> _What is needed_: Reproduce the entries below in full, word for word.

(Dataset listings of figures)
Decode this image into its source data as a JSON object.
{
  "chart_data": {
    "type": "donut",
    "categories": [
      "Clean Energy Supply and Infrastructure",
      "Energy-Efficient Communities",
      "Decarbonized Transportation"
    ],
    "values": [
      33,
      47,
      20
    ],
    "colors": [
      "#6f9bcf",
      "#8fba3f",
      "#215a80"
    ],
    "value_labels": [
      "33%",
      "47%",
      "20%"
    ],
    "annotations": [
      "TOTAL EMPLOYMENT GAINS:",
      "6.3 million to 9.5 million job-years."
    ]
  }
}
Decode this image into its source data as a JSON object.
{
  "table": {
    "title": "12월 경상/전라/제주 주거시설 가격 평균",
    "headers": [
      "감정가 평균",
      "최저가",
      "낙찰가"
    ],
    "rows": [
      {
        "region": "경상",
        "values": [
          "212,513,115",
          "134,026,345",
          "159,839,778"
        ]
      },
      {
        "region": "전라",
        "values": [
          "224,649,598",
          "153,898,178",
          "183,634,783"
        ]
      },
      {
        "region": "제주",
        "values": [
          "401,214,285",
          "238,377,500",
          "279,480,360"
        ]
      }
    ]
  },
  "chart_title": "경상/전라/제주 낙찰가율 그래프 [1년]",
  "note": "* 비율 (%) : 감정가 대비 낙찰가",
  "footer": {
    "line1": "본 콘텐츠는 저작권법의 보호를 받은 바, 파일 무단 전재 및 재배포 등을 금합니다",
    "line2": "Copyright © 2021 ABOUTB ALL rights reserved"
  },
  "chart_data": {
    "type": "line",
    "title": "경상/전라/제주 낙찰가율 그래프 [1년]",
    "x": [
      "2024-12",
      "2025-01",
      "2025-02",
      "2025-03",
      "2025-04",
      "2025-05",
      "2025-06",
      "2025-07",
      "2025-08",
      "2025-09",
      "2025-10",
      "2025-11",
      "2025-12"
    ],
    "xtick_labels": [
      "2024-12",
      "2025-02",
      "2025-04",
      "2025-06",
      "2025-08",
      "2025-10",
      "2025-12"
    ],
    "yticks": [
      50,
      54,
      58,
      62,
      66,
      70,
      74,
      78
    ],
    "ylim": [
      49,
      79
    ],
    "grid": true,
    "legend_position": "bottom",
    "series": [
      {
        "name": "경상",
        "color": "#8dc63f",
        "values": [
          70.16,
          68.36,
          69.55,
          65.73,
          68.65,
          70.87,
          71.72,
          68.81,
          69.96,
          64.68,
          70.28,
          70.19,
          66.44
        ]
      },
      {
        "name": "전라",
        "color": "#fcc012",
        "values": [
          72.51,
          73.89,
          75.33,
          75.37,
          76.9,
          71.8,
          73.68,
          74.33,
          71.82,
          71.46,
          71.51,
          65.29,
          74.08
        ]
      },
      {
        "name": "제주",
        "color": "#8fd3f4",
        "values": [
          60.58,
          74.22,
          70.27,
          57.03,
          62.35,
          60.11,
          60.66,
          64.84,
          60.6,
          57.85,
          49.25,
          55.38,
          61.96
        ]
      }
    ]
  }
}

> _Output of the exercise_:
Decode this image into its source data as a JSON object.
{
  "chart_data": {
    "type": "donut",
    "categories": [
      "Clean Energy Supply and Infrastructure",
      "Energy-Efficient Communities",
      "Decarbonized Transportation"
    ],
    "values": [
      33,
      47,
      20
    ],
    "colors": [
      "#6f9bcf",
      "#8fba3f",
      "#215a80"
    ],
    "value_labels": [
      "33%",
      "47%",
      "20%"
    ],
    "annotations": [
      "TOTAL EMPLOYMENT GAINS:",
      "6.3 million to 9.5 million job-years."
    ]
  }
}
Decode this image into its source data as a JSON object.
{
  "table": {
    "title": "12월 경상/전라/제주 주거시설 가격 평균",
    "headers": [
      "감정가 평균",
      "최저가",
      "낙찰가"
    ],
    "rows": [
      {
        "region": "경상",
        "values": [
          "212,513,115",
          "134,026,345",
          "159,839,778"
        ]
      },
      {
        "region": "전라",
        "values": [
          "224,649,598",
          "153,898,178",
          "183,634,783"
        ]
      },
      {
        "region": "제주",
        "values": [
          "401,214,285",
          "238,377,500",
          "279,480,360"
        ]
      }
    ]
  },
  "chart_title": "경상/전라/제주 낙찰가율 그래프 [1년]",
  "note": "* 비율 (%) : 감정가 대비 낙찰가",
  "footer": {
    "line1": "본 콘텐츠는 저작권법의 보호를 받은 바, 파일 무단 전재 및 재배포 등을 금합니다",
    "line2": "Copyright © 2021 ABOUTB ALL rights reserved"
  },
  "chart_data": {
    "type": "line",
    "title": "경상/전라/제주 낙찰가율 그래프 [1년]",
    "x": [
      "2024-12",
      "2025-01",
      "2025-02",
      "2025-03",
      "2025-04",
      "2025-05",
      "2025-06",
      "2025-07",
      "2025-08",
      "2025-09",
      "2025-10",
      "2025-11",
      "2025-12"
    ],
    "xtick_labels": [
      "2024-12",
      "2025-02",
      "2025-04",
      "2025-06",
      "2025-08",
      "2025-10",
      "2025-12"
    ],
    "yticks": [
      50,
      54,
      58,
      62,
      66,
      70,
      74,
      78
    ],
    "ylim": [
      49,
      79
    ],
    "grid": true,
    "legend_position": "bottom",
    "series": [
      {
        "name": "경상",
        "color": "#8dc63f",
        "values": [
          70.16,
          68.36,
          69.55,
          65.73,
          68.65,
          70.87,
          71.72,
          68.81,
          69.96,
          64.68,
          70.28,
          70.19,
          66.44
        ]
      },
      {
        "name": "전라",
        "color": "#fcc012",
        "values": [
          72.51,
          73.89,
          75.33,
          75.37,
          76.9,
          71.8,
          73.68,
          74.33,
          71.82,
          71.46,
          71.51,
          65.29,
          74.08
        ]
      },
      {
        "name": "제주",
        "color": "#8fd3f4",
        "values": [
          60.58,
          74.22,
          70.27,
          57.03,
          62.35,
          60.11,
          60.66,
          64.84,
          60.6,
          57.85,
          49.25,
          55.38,
          61.96
        ]
      }
    ]
  }
}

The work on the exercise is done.